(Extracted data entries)
↓
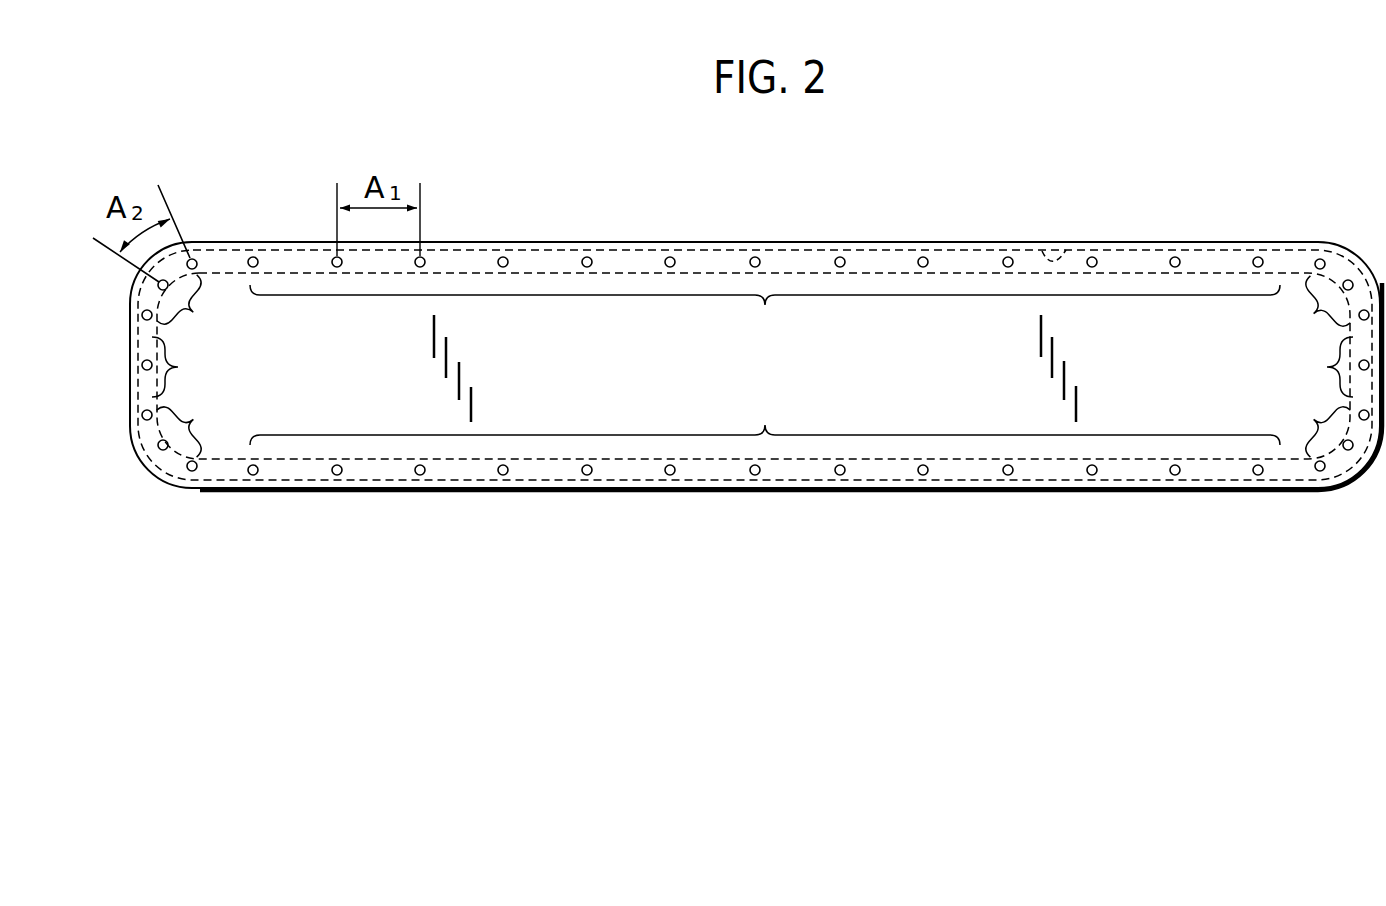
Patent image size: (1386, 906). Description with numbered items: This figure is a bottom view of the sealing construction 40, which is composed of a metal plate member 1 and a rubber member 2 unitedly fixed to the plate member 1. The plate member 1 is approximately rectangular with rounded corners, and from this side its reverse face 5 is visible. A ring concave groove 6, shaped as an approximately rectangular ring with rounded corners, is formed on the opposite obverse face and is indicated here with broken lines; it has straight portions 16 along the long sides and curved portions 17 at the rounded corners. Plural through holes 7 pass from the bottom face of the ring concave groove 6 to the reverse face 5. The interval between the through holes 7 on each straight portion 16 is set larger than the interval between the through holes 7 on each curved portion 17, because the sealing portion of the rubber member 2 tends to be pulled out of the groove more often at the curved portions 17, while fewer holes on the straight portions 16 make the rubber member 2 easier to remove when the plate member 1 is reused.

The plate member 1 is at (519, 240).
The rubber member 2 is at (586, 475).
The reverse face 5 is at (960, 278).
The ring concave groove 6 is at (1068, 248).
The through holes 7 is at (762, 257).
The straight portions 16 is at (752, 365).
The curved portions 17 is at (754, 366).
The sealing construction 40 is at (1283, 204).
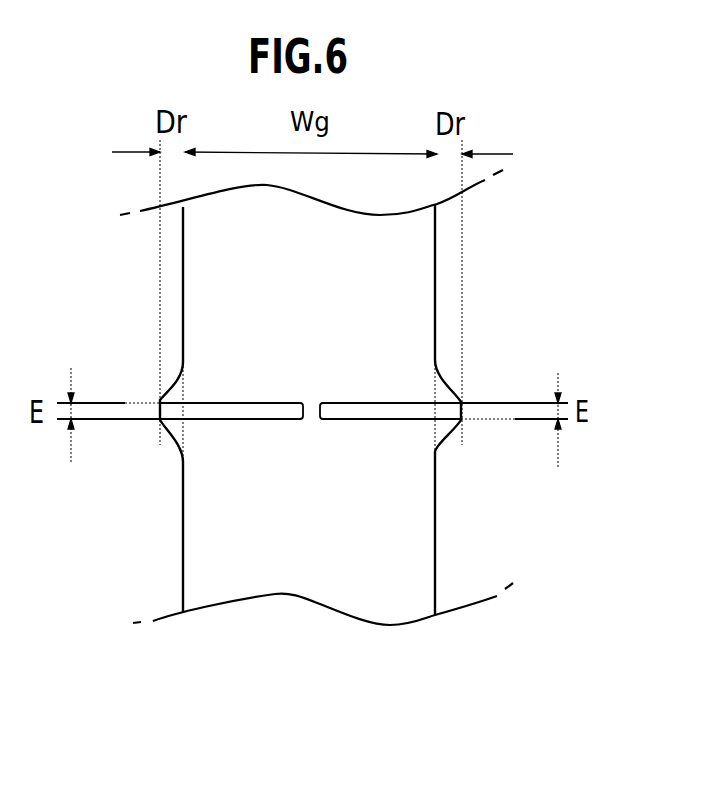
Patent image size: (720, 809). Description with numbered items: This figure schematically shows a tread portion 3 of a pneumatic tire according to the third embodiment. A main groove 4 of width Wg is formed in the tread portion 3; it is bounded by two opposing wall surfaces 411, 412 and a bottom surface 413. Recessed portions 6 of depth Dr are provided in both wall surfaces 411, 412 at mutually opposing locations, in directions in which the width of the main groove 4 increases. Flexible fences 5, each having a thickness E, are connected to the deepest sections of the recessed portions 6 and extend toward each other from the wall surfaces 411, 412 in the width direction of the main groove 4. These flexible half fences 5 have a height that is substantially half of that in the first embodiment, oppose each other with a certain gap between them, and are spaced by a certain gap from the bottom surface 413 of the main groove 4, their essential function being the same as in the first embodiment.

The tread portion 3 is at (131, 534).
The main groove 4 is at (325, 585).
The flexible fence 5 is at (243, 418).
The recessed portion 6 is at (176, 383).
The wall surface 411 is at (183, 569).
The wall surface 412 is at (435, 570).
The bottom surface 413 is at (320, 534).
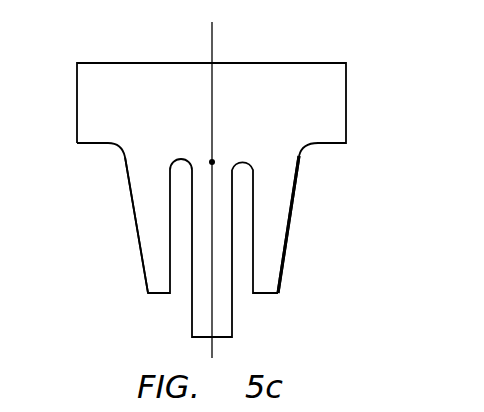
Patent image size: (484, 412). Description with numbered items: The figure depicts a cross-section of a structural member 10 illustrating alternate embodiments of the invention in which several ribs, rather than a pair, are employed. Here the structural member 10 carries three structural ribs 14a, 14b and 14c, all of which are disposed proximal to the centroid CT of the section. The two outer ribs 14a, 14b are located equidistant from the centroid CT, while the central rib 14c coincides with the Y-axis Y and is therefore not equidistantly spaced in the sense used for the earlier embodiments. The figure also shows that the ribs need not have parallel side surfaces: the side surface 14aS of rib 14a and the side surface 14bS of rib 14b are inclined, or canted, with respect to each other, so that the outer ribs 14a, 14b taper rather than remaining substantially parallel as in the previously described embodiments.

The structural member 10 is at (338, 86).
The structural rib 14a is at (280, 192).
The side surface of structural rib 14aS is at (288, 248).
The structural rib 14b is at (140, 194).
The side surface of structural rib 14bS is at (140, 252).
The central structural rib 14c is at (220, 313).
The Y-axis Y is at (212, 47).
The centroid CT is at (212, 162).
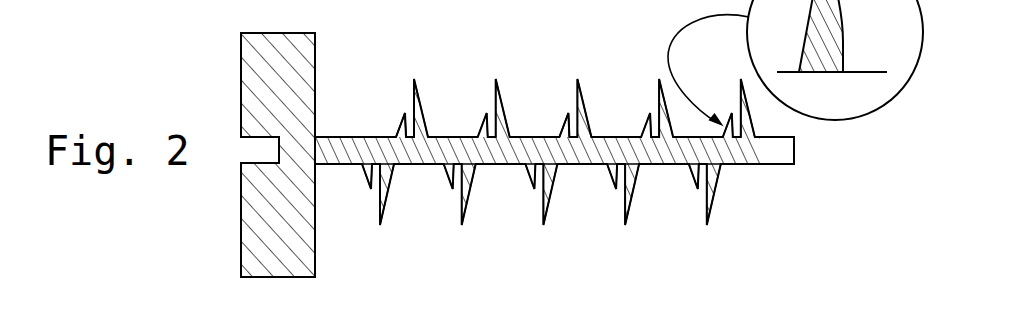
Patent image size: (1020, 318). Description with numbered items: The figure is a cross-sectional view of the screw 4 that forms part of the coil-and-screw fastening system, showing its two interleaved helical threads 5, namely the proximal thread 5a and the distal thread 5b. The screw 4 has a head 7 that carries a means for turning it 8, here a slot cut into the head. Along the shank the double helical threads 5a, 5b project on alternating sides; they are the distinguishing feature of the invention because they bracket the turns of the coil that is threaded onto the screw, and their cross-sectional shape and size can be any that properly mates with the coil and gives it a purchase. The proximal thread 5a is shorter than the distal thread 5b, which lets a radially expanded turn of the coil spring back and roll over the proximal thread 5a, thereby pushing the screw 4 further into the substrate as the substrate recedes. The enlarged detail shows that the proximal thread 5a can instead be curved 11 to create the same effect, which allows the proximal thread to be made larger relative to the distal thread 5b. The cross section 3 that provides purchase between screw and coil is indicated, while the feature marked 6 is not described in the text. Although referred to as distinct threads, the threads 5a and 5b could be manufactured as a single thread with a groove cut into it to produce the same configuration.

The cross section 3 is at (554, 241).
The screw 4 is at (770, 198).
The barbs 5 is at (414, 68).
The proximal thread 5a is at (471, 99).
The distal thread 5b is at (485, 200).
The barb row 6 is at (562, 68).
The head 7 is at (342, 229).
The means for turning 8 is at (224, 159).
The curved proximal thread 11 is at (857, 11).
↑
- [Exercise requirements]
Can you rewrite every line of the records above as a single numbered list, skipping blank lines and leaving the pictures out?

- [Correct result]
1. Patent image size: (1386, 906). Description with numbered items: This figure is a bottom view of the sealing construction 40, which is composed of a metal plate member 1 and a rubber member 2 unitedly fixed to the plate member 1. The plate member 1 is approximately rectangular with rounded corners, and from this side its reverse face 5 is visible. A ring concave groove 6, shaped as an approximately rectangular ring with rounded corners, is formed on the opposite obverse face and is indicated here with broken lines; it has straight portions 16 along the long sides and curved portions 17 at the rounded corners. Plural through holes 7 pass from the bottom face of the ring concave groove 6 to the reverse face 5. The interval between the through holes 7 on each straight portion 16 is set larger than the interval between the through holes 7 on each curved portion 17, because the sealing portion of the rubber member 2 tends to be pulled out of the groove more often at the curved portions 17, while fewer holes on the straight portions 16 make the rubber member 2 easier to remove when the plate member 1 is reused.
2. The plate member 1 is at (519, 240).
3. The rubber member 2 is at (586, 475).
4. The reverse face 5 is at (960, 278).
5. The ring concave groove 6 is at (1068, 248).
6. The through holes 7 is at (762, 257).
7. The straight portions 16 is at (752, 365).
8. The curved portions 17 is at (754, 366).
9. The sealing construction 40 is at (1283, 204).
10. Patent image size: (720, 809). Description with numbered items: This figure schematically shows a tread portion 3 of a pneumatic tire according to the third embodiment. A main groove 4 of width Wg is formed in the tread portion 3; it is bounded by two opposing wall surfaces 411, 412 and a bottom surface 413. Recessed portions 6 of depth Dr are provided in both wall surfaces 411, 412 at mutually opposing locations, in directions in which the width of the main groove 4 increases. Flexible fences 5, each having a thickness E, are connected to the deepest sections of the recessed portions 6 and extend toward each other from the wall surfaces 411, 412 in the width direction of the main groove 4. These flexible half fences 5 have a height that is substantially half of that in the first embodiment, oppose each other with a certain gap between them, and are spaced by a certain gap from the bottom surface 413 of the main groove 4, their essential function being the same as in the first embodiment.
11. The tread portion 3 is at (131, 534).
12. The main groove 4 is at (325, 585).
13. The flexible fence 5 is at (243, 418).
14. The recessed portion 6 is at (176, 383).
15. The wall surface 411 is at (183, 569).
16. The wall surface 412 is at (435, 570).
17. The bottom surface 413 is at (320, 534).
18. Patent image size: (484, 412). Description with numbered items: The figure depicts a cross-section of a structural member 10 illustrating alternate embodiments of the invention in which several ribs, rather than a pair, are employed. Here the structural member 10 carries three structural ribs 14a, 14b and 14c, all of which are disposed proximal to the centroid CT of the section. The two outer ribs 14a, 14b are located equidistant from the centroid CT, while the central rib 14c coincides with the Y-axis Y and is therefore not equidistantly spaced in the sense used for the earlier embodiments. The figure also shows that the ribs need not have parallel side surfaces: the side surface 14aS of rib 14a and the side surface 14bS of rib 14b are inclined, or canted, with respect to each other, so that the outer ribs 14a, 14b taper rather than remaining substantially parallel as in the previously described embodiments.
19. The structural member 10 is at (338, 86).
20. The structural rib 14a is at (280, 192).
21. The side surface of structural rib 14aS is at (288, 248).
22. The structural rib 14b is at (140, 194).
23. The side surface of structural rib 14bS is at (140, 252).
24. The central structural rib 14c is at (220, 313).
25. The Y-axis Y is at (212, 47).
26. The centroid CT is at (212, 162).
27. Patent image size: (1020, 318). Description with numbered items: The figure is a cross-sectional view of the screw 4 that forms part of the coil-and-screw fastening system, showing its two interleaved helical threads 5, namely the proximal thread 5a and the distal thread 5b. The screw 4 has a head 7 that carries a means for turning it 8, here a slot cut into the head. Along the shank the double helical threads 5a, 5b project on alternating sides; they are the distinguishing feature of the invention because they bracket the turns of the coil that is threaded onto the screw, and their cross-sectional shape and size can be any that properly mates with the coil and gives it a purchase. The proximal thread 5a is shorter than the distal thread 5b, which lets a radially expanded turn of the coil spring back and roll over the proximal thread 5a, thereby pushing the screw 4 further into the substrate as the substrate recedes. The enlarged detail shows that the proximal thread 5a can instead be curved 11 to create the same effect, which allows the proximal thread to be made larger relative to the distal thread 5b. The cross section 3 that provides purchase between screw and coil is indicated, while the feature marked 6 is not described in the text. Although referred to as distinct threads, the threads 5a and 5b could be manufactured as a single thread with a groove cut into it to produce the same configuration.
28. The cross section 3 is at (554, 241).
29. The screw 4 is at (770, 198).
30. The barbs 5 is at (414, 68).
31. The proximal thread 5a is at (471, 99).
32. The distal thread 5b is at (485, 200).
33. The barb row 6 is at (562, 68).
34. The head 7 is at (342, 229).
35. The means for turning 8 is at (224, 159).
36. The curved proximal thread 11 is at (857, 11).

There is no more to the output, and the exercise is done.